• Recorded information:
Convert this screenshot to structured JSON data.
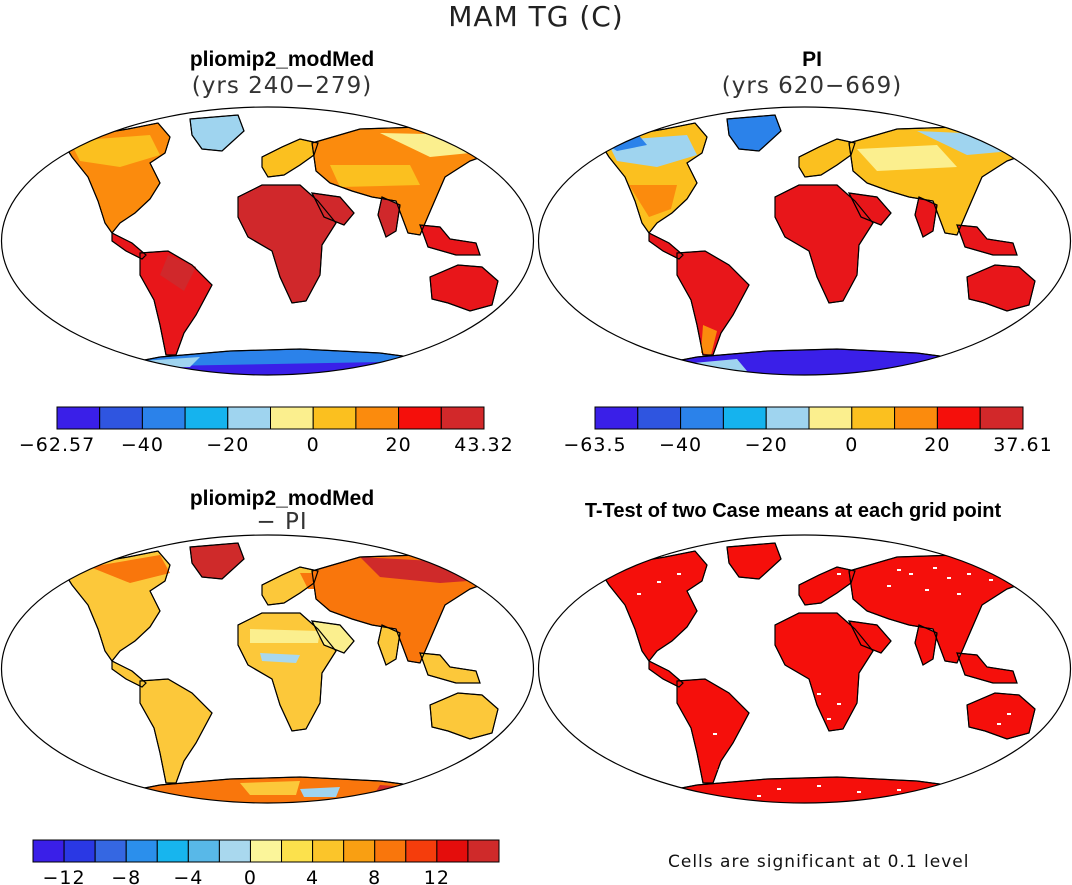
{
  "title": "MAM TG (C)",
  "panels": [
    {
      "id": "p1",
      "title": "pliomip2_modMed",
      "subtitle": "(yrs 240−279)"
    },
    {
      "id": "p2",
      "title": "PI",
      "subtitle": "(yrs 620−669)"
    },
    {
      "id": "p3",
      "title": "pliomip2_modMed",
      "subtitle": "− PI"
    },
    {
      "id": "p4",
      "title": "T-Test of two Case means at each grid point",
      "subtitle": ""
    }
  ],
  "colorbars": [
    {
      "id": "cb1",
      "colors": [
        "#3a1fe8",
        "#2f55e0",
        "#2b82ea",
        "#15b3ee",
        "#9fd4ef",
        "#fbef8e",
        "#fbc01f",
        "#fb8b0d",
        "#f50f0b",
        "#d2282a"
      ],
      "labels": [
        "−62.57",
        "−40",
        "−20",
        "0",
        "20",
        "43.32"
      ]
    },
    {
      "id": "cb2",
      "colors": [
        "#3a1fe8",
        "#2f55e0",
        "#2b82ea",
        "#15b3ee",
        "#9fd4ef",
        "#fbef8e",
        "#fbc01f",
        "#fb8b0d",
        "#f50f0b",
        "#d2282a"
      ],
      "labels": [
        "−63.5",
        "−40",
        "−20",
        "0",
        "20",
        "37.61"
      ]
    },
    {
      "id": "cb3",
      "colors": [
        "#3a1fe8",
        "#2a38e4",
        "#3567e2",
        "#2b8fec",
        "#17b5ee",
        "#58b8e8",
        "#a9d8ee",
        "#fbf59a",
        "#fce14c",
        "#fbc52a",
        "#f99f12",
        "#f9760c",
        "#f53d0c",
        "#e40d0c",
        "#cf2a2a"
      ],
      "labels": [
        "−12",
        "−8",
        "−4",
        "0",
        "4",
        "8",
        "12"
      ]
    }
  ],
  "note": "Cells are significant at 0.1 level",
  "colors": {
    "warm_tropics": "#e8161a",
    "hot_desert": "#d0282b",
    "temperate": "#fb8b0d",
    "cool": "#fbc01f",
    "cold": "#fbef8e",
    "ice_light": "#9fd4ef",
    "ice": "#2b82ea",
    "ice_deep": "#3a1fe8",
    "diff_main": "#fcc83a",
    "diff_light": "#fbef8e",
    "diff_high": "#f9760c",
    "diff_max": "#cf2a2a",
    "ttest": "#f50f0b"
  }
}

• What you will do: Give only the number of lines in the entries that contain "subtitle".

• Written solution: 4